Given exercise: Beneath this sentence is a set of records; write each of them out exactly.

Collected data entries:

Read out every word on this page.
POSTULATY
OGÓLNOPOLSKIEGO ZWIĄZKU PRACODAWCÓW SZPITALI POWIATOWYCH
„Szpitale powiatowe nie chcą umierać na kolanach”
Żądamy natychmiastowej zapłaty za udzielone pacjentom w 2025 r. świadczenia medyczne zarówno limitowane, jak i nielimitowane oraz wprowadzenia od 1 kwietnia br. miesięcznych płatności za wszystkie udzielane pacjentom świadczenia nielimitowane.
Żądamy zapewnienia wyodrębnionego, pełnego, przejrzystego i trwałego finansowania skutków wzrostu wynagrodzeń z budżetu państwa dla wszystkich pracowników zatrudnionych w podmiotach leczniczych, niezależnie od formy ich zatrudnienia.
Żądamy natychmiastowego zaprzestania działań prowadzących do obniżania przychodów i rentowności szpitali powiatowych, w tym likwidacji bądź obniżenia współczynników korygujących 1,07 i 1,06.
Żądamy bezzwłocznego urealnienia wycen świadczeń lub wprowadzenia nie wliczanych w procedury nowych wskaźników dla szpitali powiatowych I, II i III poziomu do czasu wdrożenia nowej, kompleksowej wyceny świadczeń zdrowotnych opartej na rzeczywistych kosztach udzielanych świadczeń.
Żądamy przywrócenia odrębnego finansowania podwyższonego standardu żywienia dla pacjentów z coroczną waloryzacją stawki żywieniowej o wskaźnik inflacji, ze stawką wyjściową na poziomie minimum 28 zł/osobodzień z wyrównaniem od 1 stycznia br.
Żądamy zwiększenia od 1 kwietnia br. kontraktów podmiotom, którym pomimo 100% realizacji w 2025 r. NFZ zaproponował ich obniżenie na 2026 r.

Solution:
Read out every word on this page.
POSTULATY
OGÓLNOPOLSKIEGO ZWIĄZKU PRACODAWCÓW SZPITALI POWIATOWYCH
„Szpitale powiatowe nie chcą umierać na kolanach”
Żądamy natychmiastowej zapłaty za udzielone pacjentom w 2025 r. świadczenia medyczne zarówno limitowane, jak i nielimitowane oraz wprowadzenia od 1 kwietnia br. miesięcznych płatności za wszystkie udzielane pacjentom świadczenia nielimitowane.
Żądamy zapewnienia wyodrębnionego, pełnego, przejrzystego i trwałego finansowania skutków wzrostu wynagrodzeń z budżetu państwa dla wszystkich pracowników zatrudnionych w podmiotach leczniczych, niezależnie od formy ich zatrudnienia.
Żądamy natychmiastowego zaprzestania działań prowadzących do obniżania przychodów i rentowności szpitali powiatowych, w tym likwidacji bądź obniżenia współczynników korygujących 1,07 i 1,06.
Żądamy bezzwłocznego urealnienia wycen świadczeń lub wprowadzenia nie wliczanych w procedury nowych wskaźników dla szpitali powiatowych I, II i III poziomu do czasu wdrożenia nowej, kompleksowej wyceny świadczeń zdrowotnych opartej na rzeczywistych kosztach udzielanych świadczeń.
Żądamy przywrócenia odrębnego finansowania podwyższonego standardu żywienia dla pacjentów z coroczną waloryzacją stawki żywieniowej o wskaźnik inflacji, ze stawką wyjściową na poziomie minimum 28 zł/osobodzień z wyrównaniem od 1 stycznia br.
Żądamy zwiększenia od 1 kwietnia br. kontraktów podmiotom, którym pomimo 100% realizacji w 2025 r. NFZ zaproponował ich obniżenie na 2026 r.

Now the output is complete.